*** Data section ***

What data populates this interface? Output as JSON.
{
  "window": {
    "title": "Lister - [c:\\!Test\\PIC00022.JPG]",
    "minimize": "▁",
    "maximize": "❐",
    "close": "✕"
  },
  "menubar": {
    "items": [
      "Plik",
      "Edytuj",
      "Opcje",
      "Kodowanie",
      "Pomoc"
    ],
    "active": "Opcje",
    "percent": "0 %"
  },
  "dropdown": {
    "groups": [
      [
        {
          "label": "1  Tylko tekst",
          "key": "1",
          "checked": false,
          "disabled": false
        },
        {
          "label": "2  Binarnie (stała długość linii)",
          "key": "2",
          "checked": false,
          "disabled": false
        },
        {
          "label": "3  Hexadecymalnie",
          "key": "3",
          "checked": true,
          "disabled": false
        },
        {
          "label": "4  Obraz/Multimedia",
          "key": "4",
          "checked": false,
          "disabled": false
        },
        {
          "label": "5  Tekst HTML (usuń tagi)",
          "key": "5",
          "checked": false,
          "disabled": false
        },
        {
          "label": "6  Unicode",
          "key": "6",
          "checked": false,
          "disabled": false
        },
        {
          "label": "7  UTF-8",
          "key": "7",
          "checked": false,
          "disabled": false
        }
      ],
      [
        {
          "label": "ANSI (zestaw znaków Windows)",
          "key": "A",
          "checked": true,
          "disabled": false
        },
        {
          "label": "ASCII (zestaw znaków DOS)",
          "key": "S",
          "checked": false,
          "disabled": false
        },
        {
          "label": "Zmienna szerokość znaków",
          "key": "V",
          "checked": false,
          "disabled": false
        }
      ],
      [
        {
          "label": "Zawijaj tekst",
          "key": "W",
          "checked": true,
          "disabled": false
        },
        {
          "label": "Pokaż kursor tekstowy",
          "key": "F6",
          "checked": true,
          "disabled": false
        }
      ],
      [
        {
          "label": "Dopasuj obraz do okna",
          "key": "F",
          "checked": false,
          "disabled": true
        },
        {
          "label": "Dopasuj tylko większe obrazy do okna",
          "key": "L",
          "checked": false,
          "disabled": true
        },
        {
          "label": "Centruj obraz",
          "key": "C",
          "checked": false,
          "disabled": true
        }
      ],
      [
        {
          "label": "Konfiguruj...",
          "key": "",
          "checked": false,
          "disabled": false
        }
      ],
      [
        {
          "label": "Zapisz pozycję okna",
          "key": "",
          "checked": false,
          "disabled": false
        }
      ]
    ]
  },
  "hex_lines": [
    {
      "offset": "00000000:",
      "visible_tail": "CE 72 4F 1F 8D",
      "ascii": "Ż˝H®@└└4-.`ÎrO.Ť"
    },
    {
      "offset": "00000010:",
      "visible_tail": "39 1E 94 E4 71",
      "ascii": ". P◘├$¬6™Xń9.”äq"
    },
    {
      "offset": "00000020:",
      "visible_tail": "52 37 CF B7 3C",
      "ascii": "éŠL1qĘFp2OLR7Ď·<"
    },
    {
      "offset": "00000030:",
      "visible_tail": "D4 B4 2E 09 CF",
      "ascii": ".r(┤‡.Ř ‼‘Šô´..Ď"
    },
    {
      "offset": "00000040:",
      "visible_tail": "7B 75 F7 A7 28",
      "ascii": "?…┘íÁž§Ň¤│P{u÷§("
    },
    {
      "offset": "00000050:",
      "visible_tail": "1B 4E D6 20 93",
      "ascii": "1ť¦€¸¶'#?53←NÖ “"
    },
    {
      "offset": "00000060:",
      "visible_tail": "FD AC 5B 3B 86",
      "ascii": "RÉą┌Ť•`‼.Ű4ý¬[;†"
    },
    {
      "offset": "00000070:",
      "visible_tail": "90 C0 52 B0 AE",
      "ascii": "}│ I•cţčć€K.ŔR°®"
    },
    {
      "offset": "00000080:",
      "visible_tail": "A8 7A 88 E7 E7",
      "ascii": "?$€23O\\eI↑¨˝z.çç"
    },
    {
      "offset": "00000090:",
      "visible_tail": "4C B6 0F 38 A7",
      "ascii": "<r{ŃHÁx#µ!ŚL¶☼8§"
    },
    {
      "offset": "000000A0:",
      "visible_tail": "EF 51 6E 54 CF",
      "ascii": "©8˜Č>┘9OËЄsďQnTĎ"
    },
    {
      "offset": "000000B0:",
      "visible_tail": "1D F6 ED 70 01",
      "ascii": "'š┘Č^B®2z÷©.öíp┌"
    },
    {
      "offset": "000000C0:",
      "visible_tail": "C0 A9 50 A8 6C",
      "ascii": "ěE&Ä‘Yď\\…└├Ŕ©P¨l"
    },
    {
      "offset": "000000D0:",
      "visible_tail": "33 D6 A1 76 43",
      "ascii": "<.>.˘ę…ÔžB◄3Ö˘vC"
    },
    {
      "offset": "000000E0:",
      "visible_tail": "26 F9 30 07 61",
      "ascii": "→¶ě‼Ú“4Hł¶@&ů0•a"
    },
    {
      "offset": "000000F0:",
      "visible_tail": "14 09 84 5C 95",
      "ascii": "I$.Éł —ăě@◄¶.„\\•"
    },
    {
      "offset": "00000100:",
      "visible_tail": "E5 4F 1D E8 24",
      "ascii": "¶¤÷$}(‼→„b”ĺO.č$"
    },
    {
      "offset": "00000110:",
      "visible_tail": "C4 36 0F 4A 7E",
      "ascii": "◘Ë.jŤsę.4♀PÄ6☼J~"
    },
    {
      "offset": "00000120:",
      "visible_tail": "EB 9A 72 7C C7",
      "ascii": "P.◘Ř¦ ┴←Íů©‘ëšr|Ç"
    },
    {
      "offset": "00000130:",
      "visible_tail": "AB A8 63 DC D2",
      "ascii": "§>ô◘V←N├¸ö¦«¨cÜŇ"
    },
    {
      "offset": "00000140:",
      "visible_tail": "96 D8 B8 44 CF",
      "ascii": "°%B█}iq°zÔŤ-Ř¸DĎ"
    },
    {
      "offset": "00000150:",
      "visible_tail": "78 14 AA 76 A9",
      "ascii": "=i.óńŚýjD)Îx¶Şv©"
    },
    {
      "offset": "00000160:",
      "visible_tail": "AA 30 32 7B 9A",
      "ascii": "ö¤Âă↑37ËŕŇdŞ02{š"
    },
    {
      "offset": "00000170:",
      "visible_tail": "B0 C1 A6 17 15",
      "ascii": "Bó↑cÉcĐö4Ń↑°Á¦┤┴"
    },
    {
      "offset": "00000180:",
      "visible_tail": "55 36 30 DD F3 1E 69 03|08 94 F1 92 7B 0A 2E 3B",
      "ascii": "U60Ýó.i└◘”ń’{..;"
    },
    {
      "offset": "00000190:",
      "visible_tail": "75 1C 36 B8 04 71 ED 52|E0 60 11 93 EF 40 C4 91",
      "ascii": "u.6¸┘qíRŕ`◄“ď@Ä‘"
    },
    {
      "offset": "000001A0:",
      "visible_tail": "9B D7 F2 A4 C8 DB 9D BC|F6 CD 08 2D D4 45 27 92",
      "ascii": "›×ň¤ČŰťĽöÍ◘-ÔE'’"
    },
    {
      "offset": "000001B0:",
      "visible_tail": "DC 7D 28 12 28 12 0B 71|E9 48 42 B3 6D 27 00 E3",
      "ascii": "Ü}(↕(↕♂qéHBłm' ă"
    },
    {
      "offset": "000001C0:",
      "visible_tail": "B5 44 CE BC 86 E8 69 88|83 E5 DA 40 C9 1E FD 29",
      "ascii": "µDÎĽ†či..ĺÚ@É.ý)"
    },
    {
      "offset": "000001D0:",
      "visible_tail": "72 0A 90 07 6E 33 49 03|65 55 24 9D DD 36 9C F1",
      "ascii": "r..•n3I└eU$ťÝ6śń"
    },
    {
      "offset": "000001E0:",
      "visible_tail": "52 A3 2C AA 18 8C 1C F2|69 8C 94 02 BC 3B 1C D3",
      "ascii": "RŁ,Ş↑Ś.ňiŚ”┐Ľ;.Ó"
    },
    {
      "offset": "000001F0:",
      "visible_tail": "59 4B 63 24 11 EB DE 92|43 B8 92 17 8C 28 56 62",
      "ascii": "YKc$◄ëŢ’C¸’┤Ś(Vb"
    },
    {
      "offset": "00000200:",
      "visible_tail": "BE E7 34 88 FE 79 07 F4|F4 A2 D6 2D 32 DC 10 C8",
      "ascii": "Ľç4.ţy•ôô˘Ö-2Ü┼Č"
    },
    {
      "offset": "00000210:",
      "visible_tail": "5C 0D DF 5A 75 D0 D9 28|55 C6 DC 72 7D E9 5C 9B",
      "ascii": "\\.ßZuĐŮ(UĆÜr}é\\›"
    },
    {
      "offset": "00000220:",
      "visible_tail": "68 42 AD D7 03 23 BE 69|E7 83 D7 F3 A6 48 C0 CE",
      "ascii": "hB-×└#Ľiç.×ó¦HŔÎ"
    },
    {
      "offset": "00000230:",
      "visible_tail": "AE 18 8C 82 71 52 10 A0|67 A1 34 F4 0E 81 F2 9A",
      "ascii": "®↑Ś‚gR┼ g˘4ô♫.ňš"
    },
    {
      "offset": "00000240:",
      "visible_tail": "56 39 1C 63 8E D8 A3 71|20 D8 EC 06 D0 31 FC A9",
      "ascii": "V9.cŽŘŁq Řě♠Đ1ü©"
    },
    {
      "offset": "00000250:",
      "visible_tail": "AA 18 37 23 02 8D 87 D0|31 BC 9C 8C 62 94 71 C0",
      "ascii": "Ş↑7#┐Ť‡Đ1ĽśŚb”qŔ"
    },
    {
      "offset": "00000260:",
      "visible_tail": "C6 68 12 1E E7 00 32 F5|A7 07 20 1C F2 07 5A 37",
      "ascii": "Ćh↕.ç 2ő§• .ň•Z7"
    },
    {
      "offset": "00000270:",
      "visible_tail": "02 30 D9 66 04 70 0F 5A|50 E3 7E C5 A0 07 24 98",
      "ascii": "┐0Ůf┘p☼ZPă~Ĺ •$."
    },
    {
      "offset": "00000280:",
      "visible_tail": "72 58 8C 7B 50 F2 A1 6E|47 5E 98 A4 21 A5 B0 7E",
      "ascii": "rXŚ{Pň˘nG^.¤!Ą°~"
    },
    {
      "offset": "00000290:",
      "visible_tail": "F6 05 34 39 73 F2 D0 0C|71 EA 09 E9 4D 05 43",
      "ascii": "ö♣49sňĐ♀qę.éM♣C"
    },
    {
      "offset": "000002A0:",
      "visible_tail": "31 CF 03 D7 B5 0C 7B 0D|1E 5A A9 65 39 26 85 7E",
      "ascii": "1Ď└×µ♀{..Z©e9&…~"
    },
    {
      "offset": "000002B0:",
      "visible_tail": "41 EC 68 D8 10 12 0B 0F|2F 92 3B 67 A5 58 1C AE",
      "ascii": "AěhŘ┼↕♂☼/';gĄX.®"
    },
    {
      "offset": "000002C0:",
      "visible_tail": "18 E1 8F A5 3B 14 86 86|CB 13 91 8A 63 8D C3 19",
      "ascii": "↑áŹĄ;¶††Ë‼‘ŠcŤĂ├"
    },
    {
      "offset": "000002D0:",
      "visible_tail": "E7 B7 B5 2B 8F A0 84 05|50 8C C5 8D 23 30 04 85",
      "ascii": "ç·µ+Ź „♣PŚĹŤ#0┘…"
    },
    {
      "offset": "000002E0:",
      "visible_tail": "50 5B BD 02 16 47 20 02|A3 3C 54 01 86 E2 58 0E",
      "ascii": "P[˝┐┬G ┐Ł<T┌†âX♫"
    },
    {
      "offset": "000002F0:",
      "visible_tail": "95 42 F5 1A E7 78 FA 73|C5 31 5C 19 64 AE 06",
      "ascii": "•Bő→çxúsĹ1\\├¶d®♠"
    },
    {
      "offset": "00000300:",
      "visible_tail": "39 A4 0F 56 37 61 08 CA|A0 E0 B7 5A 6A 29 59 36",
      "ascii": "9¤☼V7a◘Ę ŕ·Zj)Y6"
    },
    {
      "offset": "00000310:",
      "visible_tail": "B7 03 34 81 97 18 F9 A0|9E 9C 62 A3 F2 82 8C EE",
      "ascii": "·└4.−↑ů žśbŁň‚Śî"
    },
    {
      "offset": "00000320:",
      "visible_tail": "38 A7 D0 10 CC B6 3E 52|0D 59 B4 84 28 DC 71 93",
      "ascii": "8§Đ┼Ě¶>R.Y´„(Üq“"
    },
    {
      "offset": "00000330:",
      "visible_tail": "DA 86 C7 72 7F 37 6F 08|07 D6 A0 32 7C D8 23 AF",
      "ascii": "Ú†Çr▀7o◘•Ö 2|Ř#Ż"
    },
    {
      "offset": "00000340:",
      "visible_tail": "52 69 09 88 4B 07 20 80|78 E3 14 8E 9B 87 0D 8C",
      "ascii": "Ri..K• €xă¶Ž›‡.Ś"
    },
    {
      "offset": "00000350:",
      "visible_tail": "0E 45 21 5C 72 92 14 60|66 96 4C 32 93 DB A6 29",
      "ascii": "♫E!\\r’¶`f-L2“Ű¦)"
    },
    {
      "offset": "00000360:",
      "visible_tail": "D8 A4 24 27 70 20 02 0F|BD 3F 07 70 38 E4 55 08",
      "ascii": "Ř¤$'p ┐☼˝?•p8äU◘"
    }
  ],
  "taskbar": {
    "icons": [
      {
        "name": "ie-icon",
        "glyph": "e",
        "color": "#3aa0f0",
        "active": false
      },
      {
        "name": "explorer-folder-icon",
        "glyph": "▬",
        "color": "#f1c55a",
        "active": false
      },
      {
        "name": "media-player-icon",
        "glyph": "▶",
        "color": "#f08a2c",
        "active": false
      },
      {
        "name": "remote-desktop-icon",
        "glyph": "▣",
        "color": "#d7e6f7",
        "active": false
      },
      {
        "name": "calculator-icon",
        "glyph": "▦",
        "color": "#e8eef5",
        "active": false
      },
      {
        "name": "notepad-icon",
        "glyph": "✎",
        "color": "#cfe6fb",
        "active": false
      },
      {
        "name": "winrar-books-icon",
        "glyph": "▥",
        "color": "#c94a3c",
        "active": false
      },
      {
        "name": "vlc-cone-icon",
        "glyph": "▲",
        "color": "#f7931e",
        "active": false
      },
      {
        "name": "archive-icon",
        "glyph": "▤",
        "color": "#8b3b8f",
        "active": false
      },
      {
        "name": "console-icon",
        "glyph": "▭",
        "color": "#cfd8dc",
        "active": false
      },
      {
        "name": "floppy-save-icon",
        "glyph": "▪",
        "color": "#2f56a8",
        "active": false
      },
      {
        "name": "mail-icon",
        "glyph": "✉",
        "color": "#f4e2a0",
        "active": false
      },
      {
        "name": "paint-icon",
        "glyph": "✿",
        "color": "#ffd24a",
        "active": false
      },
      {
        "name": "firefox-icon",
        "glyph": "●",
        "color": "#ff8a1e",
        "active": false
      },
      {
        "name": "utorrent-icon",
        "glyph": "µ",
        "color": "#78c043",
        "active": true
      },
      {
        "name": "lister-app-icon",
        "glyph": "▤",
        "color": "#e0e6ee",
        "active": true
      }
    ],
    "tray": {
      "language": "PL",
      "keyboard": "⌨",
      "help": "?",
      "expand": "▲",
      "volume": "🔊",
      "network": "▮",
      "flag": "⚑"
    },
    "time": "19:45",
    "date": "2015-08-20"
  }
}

***

▸ What is expected:
Pull out every line in the data above that has the word "Dopasuj".

▸ Worked answer:
          "label": "Dopasuj obraz do okna",
          "label": "Dopasuj tylko większe obrazy do okna",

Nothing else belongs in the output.